[Problem description] Copy verbatim the span of lines beginning at the line that contains "Parse this screenshot: output" and ending with the final line of the data. Exclude pictures from the copy.

-- BEGIN Stored rows --

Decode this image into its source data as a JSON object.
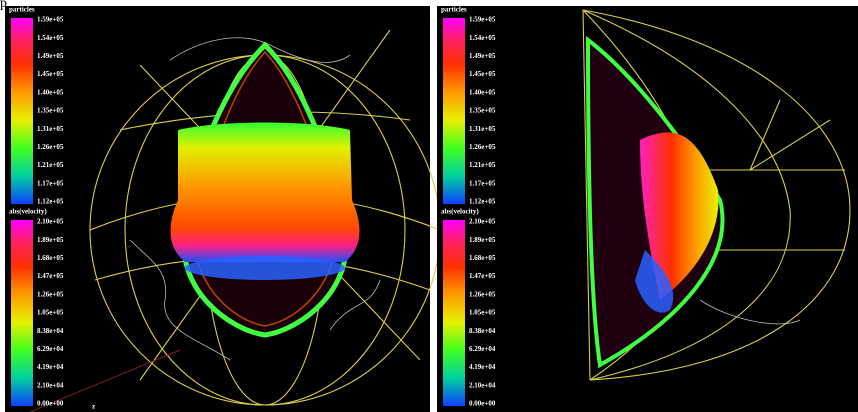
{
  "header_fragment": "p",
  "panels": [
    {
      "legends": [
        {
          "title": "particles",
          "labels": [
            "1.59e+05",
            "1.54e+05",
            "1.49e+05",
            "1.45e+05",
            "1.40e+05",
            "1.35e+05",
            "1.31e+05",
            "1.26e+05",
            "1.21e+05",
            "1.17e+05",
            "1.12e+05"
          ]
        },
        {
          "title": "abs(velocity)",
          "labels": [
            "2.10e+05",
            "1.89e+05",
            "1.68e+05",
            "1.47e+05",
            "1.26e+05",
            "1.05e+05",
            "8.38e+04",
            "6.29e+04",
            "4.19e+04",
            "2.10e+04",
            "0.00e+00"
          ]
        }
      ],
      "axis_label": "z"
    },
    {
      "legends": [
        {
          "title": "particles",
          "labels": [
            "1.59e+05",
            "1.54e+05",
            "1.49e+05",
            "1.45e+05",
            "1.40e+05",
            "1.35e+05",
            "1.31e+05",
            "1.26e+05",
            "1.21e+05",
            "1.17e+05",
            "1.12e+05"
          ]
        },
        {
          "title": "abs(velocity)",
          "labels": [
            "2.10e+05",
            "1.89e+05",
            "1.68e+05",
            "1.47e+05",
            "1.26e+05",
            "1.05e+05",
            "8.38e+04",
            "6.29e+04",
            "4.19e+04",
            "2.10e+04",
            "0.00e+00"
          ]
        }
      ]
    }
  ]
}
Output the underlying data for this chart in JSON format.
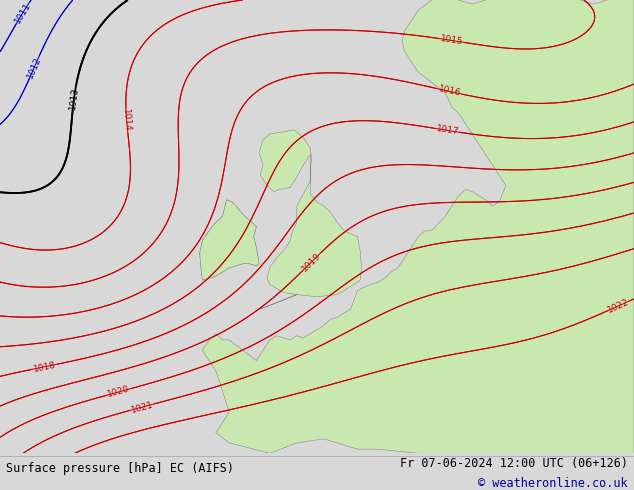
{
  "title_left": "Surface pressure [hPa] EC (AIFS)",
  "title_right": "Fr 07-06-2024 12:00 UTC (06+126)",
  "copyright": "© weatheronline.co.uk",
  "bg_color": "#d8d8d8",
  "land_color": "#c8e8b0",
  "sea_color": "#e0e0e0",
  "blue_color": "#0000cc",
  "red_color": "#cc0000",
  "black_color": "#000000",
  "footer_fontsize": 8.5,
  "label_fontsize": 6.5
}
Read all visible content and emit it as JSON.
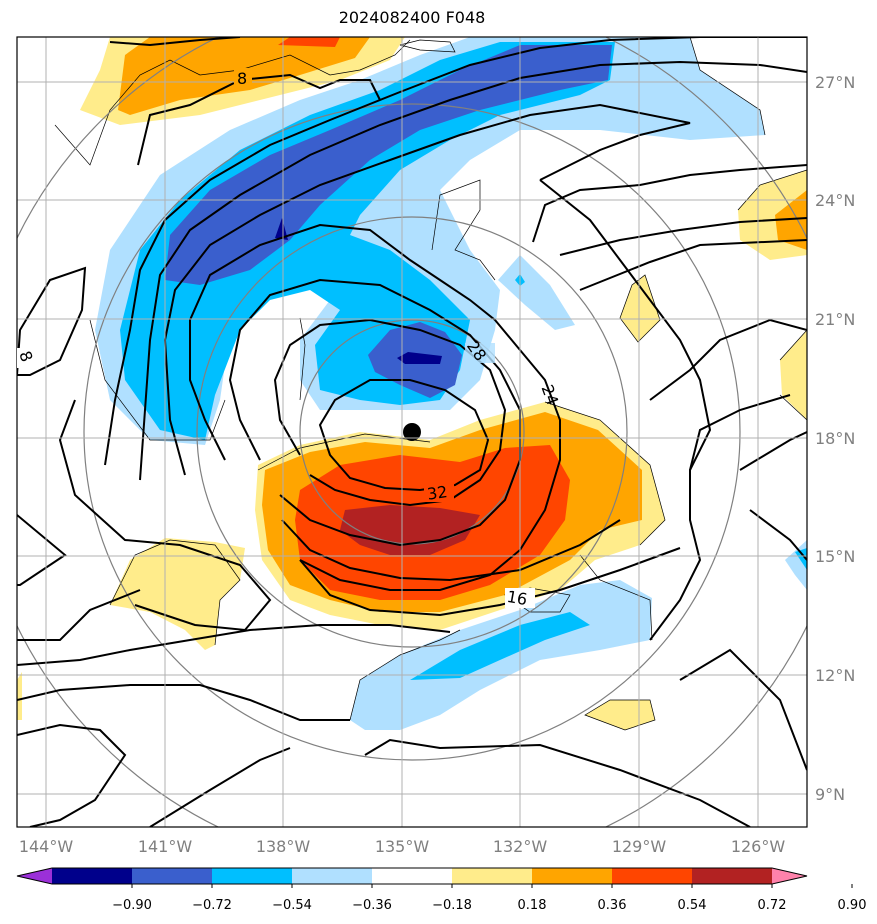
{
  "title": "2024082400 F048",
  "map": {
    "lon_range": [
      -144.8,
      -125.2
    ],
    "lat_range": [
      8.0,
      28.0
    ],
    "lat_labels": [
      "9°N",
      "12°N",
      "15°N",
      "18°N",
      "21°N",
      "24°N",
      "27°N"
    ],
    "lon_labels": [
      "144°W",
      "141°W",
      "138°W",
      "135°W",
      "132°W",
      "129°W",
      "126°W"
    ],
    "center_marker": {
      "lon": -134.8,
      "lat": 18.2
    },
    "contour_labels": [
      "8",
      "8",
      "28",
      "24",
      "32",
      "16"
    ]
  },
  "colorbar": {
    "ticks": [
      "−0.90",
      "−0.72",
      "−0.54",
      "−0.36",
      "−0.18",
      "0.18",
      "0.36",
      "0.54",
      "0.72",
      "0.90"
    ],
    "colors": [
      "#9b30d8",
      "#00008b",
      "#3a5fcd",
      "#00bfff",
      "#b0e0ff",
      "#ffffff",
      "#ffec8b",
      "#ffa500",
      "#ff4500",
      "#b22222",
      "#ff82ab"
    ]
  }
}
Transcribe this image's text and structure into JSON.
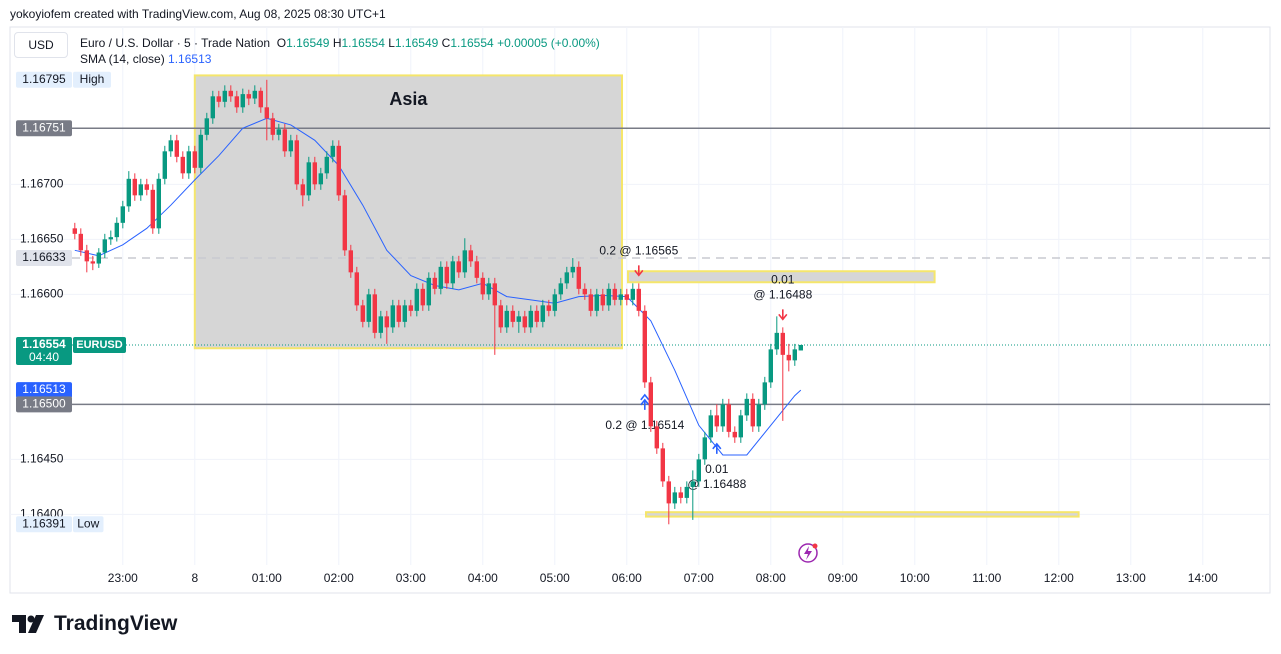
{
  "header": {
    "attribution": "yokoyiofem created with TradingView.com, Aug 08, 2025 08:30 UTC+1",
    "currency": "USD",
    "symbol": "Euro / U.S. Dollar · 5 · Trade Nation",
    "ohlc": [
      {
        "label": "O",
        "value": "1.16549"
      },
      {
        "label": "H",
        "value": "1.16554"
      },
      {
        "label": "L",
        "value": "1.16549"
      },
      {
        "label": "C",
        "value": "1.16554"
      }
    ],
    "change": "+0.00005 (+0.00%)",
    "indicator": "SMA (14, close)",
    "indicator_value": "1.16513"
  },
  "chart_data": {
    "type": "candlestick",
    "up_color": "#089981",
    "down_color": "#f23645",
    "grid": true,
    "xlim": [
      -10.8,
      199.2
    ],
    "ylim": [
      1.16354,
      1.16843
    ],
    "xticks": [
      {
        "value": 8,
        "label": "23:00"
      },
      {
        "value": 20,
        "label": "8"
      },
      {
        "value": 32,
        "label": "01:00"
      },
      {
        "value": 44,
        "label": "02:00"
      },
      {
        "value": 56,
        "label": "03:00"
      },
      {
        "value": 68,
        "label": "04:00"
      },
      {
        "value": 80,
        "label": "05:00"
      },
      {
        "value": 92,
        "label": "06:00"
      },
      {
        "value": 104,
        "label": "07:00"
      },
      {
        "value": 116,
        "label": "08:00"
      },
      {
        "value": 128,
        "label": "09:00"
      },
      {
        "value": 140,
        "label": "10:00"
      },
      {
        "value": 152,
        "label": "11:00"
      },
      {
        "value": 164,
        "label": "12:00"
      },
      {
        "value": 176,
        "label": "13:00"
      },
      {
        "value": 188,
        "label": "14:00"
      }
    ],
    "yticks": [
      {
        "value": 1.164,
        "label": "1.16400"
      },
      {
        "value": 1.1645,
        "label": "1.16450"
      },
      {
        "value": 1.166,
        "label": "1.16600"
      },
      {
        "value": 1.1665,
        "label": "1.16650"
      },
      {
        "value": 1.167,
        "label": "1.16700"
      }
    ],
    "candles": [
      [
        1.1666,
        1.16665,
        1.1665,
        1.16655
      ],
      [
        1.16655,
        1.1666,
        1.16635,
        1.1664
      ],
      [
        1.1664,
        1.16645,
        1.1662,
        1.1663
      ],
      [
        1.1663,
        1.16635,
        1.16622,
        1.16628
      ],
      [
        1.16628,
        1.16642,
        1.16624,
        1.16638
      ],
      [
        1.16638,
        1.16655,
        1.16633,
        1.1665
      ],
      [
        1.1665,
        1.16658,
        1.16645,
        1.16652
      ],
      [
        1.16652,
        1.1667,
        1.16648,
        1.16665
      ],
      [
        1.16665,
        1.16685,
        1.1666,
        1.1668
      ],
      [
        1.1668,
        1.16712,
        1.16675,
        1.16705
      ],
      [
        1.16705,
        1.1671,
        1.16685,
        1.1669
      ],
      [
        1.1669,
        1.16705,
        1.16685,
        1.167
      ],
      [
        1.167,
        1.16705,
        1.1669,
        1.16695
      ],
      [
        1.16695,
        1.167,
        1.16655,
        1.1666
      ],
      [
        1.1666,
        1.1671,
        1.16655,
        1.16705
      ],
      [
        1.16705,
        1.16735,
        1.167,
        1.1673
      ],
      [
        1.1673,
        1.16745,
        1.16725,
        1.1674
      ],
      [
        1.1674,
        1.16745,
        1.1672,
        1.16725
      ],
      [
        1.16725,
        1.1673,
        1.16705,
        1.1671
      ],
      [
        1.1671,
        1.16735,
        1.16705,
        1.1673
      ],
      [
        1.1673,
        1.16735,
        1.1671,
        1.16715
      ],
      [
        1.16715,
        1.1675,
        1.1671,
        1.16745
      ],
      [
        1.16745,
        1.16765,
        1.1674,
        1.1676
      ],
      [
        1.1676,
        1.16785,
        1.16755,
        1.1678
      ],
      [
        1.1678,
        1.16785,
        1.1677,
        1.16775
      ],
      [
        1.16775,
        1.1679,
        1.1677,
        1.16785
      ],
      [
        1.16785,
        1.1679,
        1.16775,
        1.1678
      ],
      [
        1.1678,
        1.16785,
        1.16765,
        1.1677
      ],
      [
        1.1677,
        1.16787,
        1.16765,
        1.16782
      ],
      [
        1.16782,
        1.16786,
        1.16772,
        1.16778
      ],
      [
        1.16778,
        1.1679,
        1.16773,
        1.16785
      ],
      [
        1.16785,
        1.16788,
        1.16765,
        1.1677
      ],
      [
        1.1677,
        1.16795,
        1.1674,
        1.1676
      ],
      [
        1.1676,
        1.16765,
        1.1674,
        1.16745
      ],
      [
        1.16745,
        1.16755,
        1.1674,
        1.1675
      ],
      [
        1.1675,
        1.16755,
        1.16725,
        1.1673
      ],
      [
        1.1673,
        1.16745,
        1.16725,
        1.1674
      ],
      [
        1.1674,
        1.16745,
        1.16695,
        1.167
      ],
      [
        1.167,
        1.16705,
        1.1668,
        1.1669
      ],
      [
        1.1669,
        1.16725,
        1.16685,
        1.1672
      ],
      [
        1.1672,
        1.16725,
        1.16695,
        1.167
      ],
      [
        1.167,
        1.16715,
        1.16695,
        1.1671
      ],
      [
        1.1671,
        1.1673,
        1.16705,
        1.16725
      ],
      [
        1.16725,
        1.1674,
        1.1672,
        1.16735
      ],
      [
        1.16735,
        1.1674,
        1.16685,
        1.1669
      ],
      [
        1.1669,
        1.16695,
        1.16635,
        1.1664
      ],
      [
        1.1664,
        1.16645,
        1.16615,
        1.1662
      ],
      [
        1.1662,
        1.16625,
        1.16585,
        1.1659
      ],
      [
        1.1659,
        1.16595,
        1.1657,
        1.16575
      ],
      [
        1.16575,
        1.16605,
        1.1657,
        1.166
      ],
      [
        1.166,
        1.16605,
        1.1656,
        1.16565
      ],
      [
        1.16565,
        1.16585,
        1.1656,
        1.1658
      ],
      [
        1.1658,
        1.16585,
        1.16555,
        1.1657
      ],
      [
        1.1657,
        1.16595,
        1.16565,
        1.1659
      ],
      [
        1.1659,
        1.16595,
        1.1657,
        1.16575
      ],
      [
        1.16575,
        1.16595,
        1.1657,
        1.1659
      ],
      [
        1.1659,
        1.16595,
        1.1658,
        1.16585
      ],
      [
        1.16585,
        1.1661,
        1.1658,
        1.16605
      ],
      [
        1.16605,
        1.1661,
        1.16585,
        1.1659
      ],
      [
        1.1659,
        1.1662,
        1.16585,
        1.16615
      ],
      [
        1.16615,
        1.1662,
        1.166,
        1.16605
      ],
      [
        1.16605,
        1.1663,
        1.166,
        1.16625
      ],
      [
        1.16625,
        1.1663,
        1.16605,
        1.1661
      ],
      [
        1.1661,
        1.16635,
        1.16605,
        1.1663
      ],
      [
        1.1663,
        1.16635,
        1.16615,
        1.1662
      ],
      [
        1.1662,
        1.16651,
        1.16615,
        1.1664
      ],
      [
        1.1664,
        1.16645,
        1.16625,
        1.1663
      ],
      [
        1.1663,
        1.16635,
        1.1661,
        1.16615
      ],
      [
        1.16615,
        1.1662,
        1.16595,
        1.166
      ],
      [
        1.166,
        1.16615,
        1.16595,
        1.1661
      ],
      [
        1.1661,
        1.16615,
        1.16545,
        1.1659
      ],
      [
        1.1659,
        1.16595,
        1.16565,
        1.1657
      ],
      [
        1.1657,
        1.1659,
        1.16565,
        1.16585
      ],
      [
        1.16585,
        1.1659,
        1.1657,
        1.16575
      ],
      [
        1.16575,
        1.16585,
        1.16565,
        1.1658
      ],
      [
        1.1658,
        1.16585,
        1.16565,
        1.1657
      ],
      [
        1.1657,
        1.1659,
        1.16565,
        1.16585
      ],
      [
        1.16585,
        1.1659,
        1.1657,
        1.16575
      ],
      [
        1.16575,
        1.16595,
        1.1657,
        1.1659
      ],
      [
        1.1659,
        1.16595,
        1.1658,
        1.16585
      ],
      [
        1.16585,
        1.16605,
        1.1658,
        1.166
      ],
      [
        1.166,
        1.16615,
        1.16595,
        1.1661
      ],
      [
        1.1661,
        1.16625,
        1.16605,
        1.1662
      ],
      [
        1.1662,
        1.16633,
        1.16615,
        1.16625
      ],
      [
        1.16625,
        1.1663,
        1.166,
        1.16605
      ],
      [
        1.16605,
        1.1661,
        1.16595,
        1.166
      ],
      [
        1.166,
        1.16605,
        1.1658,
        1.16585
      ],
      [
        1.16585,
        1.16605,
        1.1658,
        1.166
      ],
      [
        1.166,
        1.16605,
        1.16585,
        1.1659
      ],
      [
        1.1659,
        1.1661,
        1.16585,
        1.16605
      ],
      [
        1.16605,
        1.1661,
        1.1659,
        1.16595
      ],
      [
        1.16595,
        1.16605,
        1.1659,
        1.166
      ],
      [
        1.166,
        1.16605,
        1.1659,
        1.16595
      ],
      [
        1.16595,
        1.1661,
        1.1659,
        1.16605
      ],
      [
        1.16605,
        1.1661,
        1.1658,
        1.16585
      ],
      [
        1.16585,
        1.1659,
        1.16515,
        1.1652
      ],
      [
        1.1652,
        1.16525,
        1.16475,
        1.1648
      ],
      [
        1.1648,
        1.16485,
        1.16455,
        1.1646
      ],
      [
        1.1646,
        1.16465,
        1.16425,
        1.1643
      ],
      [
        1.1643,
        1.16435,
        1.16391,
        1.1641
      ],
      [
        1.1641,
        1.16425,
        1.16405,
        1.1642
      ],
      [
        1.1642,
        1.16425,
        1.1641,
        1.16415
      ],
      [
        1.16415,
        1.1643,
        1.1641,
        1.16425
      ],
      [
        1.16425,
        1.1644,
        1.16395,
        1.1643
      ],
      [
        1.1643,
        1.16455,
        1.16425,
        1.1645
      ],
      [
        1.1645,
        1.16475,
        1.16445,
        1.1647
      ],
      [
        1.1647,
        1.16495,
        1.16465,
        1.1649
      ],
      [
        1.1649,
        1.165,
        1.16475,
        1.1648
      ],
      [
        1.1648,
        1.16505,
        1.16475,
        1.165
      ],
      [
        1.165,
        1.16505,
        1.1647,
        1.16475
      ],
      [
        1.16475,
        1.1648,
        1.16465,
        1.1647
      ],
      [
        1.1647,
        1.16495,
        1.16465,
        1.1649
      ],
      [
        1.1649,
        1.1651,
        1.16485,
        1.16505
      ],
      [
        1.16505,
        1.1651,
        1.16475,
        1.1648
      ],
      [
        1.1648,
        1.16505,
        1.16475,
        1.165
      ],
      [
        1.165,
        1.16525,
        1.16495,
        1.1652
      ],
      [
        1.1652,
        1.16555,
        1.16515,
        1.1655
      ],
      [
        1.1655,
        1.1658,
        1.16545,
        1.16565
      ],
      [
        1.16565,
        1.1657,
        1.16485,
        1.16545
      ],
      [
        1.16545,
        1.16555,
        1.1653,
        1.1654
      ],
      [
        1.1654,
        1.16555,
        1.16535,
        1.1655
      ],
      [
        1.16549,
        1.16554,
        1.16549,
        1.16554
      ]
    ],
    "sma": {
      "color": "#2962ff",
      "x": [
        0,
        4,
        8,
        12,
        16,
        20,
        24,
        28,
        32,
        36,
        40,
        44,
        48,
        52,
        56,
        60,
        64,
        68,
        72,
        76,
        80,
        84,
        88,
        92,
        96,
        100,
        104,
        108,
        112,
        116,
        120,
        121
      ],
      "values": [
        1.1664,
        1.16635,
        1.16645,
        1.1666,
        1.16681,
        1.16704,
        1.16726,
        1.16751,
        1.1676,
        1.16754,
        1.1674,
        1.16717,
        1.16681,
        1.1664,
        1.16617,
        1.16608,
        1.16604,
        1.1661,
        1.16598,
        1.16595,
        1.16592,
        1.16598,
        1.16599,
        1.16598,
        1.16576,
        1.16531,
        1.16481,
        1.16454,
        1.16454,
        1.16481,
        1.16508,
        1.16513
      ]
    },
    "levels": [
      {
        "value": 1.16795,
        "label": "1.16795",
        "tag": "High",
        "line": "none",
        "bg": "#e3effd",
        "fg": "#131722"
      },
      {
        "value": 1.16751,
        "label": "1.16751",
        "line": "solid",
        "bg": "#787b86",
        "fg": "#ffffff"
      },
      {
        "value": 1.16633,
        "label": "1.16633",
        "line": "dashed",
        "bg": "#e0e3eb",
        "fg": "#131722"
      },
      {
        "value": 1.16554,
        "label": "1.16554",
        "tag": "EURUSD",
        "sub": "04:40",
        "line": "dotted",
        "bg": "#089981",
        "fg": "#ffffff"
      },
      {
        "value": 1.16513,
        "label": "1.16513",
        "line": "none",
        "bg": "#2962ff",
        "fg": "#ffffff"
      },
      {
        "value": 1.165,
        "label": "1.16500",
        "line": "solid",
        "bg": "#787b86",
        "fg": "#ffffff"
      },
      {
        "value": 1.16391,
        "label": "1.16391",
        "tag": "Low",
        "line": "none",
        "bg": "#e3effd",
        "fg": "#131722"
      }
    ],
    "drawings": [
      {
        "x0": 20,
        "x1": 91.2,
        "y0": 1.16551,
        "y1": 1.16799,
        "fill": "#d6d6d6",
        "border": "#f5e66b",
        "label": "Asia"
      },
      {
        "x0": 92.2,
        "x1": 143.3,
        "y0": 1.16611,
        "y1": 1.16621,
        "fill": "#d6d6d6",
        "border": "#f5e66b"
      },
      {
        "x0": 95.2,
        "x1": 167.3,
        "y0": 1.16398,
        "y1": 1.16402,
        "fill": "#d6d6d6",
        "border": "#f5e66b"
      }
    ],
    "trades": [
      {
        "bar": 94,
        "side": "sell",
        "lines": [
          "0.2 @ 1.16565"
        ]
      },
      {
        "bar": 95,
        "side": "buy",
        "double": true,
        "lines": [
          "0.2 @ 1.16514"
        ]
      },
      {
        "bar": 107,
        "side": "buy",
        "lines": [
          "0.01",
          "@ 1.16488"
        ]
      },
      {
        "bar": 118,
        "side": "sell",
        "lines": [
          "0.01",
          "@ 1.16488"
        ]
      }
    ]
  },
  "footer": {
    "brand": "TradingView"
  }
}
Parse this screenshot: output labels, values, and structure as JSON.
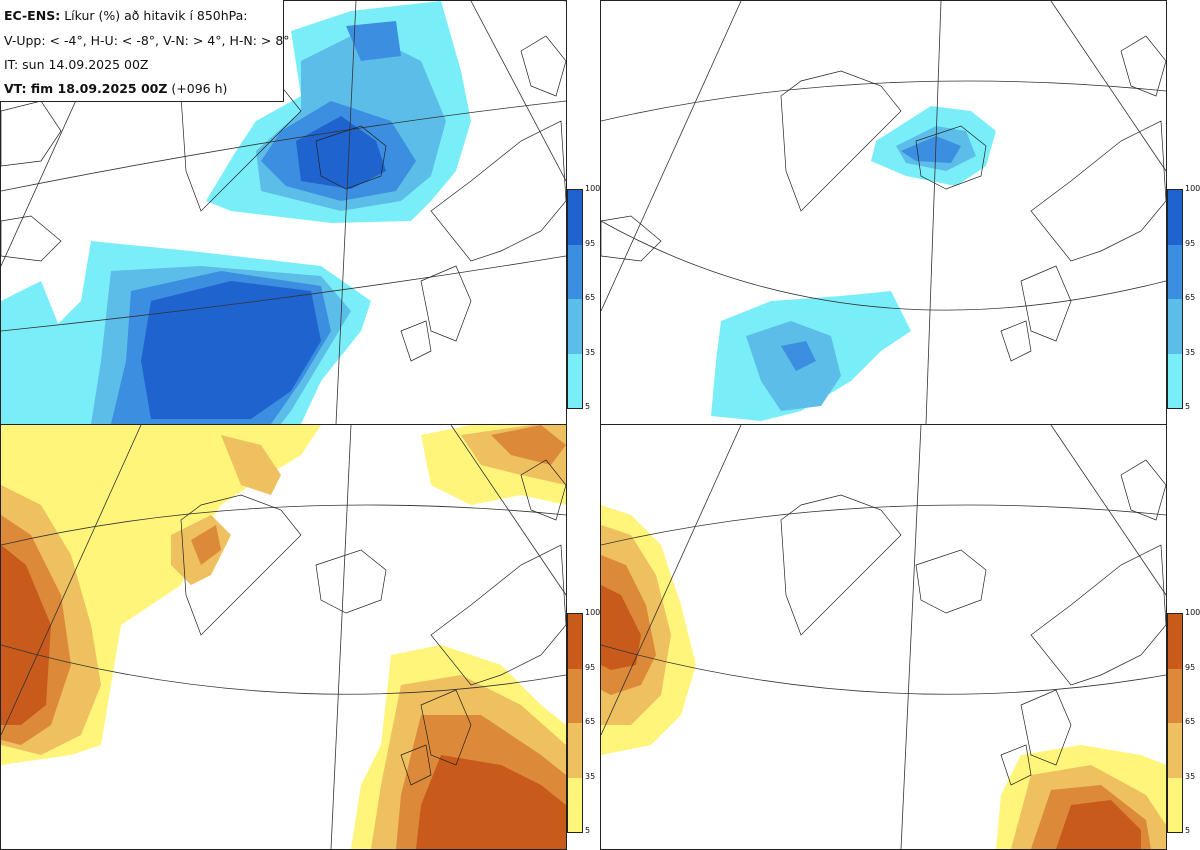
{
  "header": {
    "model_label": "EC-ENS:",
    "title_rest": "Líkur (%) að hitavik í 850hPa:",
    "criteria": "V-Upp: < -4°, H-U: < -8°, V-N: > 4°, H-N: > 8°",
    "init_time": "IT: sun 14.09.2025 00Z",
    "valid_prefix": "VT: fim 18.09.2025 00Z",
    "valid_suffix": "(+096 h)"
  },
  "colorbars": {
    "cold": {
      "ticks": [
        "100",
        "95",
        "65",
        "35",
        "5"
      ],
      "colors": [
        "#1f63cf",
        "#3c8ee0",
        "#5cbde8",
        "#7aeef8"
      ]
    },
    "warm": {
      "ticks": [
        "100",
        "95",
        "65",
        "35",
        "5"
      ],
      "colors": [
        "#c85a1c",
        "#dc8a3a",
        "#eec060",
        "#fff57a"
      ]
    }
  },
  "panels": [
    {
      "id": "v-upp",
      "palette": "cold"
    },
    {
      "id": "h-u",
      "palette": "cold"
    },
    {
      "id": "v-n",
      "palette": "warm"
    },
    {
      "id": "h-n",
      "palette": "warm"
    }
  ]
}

-- END Stored rows --

[Solution for this exercise]
Parse this screenshot: output labels, values, and structure as JSON.
{
  "header": {
    "model_label": "EC-ENS:",
    "title_rest": "Líkur (%) að hitavik í 850hPa:",
    "criteria": "V-Upp: < -4°, H-U: < -8°, V-N: > 4°, H-N: > 8°",
    "init_time": "IT: sun 14.09.2025 00Z",
    "valid_prefix": "VT: fim 18.09.2025 00Z",
    "valid_suffix": "(+096 h)"
  },
  "colorbars": {
    "cold": {
      "ticks": [
        "100",
        "95",
        "65",
        "35",
        "5"
      ],
      "colors": [
        "#1f63cf",
        "#3c8ee0",
        "#5cbde8",
        "#7aeef8"
      ]
    },
    "warm": {
      "ticks": [
        "100",
        "95",
        "65",
        "35",
        "5"
      ],
      "colors": [
        "#c85a1c",
        "#dc8a3a",
        "#eec060",
        "#fff57a"
      ]
    }
  },
  "panels": [
    {
      "id": "v-upp",
      "palette": "cold"
    },
    {
      "id": "h-u",
      "palette": "cold"
    },
    {
      "id": "v-n",
      "palette": "warm"
    },
    {
      "id": "h-n",
      "palette": "warm"
    }
  ]
}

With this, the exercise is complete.